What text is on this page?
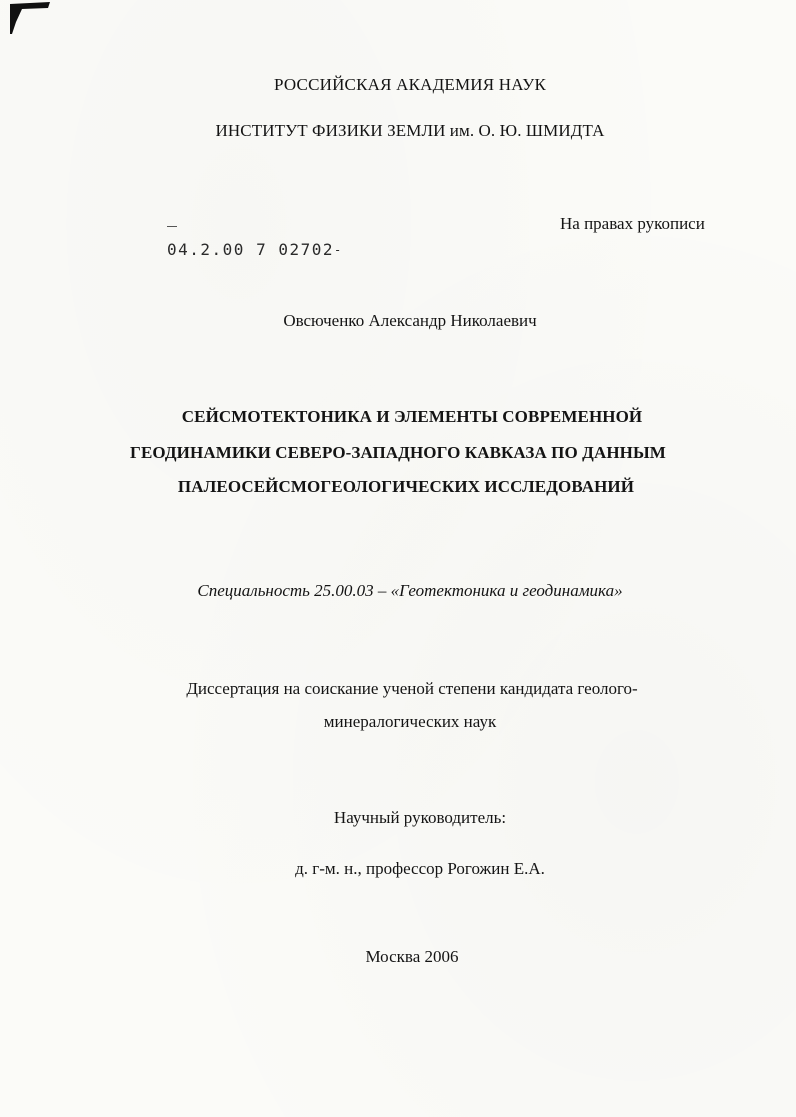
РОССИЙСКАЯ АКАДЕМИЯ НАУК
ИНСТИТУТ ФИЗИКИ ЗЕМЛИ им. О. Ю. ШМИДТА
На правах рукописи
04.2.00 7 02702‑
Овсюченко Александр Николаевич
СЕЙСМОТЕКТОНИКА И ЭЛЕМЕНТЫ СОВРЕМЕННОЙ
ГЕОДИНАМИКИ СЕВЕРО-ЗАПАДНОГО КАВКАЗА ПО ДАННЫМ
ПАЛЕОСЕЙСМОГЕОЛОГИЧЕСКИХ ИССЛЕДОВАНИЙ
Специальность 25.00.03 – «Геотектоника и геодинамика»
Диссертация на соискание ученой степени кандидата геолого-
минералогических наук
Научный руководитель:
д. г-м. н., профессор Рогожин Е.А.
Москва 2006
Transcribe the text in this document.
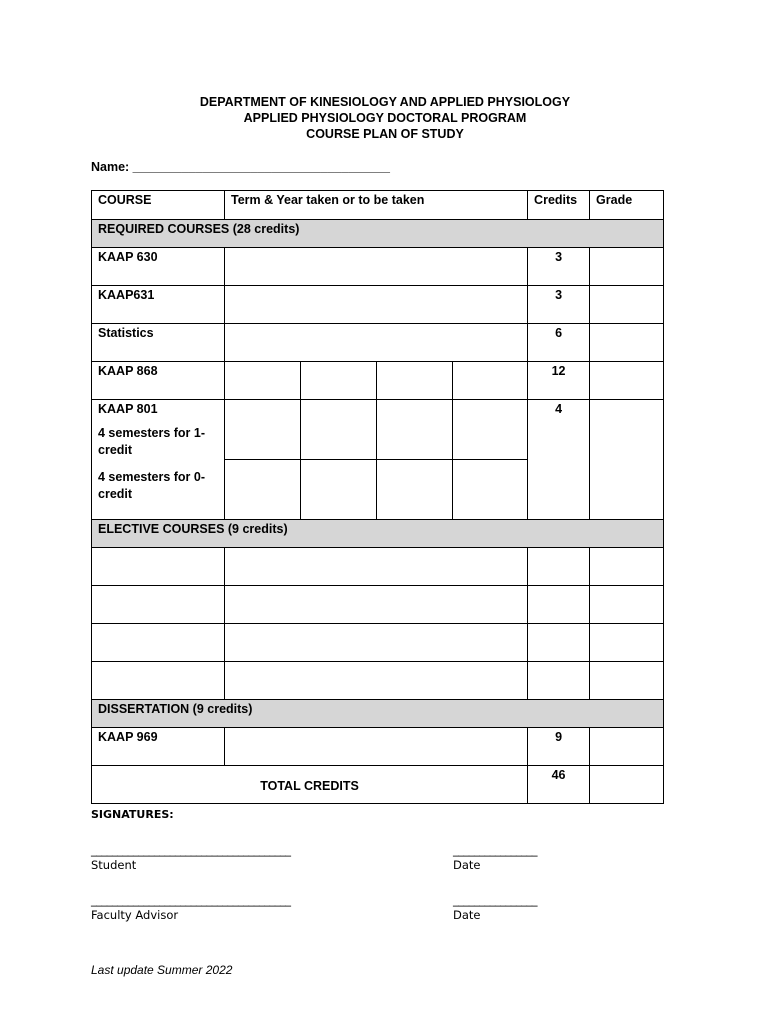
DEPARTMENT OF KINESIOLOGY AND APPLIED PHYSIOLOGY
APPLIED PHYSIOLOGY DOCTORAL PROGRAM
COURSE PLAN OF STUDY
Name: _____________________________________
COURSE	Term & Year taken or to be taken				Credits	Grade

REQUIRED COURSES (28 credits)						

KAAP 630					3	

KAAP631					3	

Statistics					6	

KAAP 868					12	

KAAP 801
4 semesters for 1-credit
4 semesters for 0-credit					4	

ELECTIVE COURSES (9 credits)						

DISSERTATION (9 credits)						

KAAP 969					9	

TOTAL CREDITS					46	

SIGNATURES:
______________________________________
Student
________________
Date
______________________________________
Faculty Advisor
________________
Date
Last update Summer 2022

● ● ● ● ● ● ●

• DESCRIPTION OF THE TASK: Pictures in the records above should not be copied. Repeat everything else exactly.

• PROBLEM SOLUTION:
What text is on this page?
РОССИЙСКАЯ АКАДЕМИЯ НАУК
ИНСТИТУТ ФИЗИКИ ЗЕМЛИ им. О. Ю. ШМИДТА
На правах рукописи
04.2.00 7 02702‑
Овсюченко Александр Николаевич
СЕЙСМОТЕКТОНИКА И ЭЛЕМЕНТЫ СОВРЕМЕННОЙ
ГЕОДИНАМИКИ СЕВЕРО-ЗАПАДНОГО КАВКАЗА ПО ДАННЫМ
ПАЛЕОСЕЙСМОГЕОЛОГИЧЕСКИХ ИССЛЕДОВАНИЙ
Специальность 25.00.03 – «Геотектоника и геодинамика»
Диссертация на соискание ученой степени кандидата геолого-
минералогических наук
Научный руководитель:
д. г-м. н., профессор Рогожин Е.А.
Москва 2006
Transcribe the text in this document.
DEPARTMENT OF KINESIOLOGY AND APPLIED PHYSIOLOGY
APPLIED PHYSIOLOGY DOCTORAL PROGRAM
COURSE PLAN OF STUDY
Name: _____________________________________
COURSE	Term & Year taken or to be taken				Credits	Grade

REQUIRED COURSES (28 credits)						

KAAP 630					3	

KAAP631					3	

Statistics					6	

KAAP 868					12	

KAAP 801
4 semesters for 1-credit
4 semesters for 0-credit					4	

ELECTIVE COURSES (9 credits)						

DISSERTATION (9 credits)						

KAAP 969					9	

TOTAL CREDITS					46	

SIGNATURES:
______________________________________
Student
________________
Date
______________________________________
Faculty Advisor
________________
Date
Last update Summer 2022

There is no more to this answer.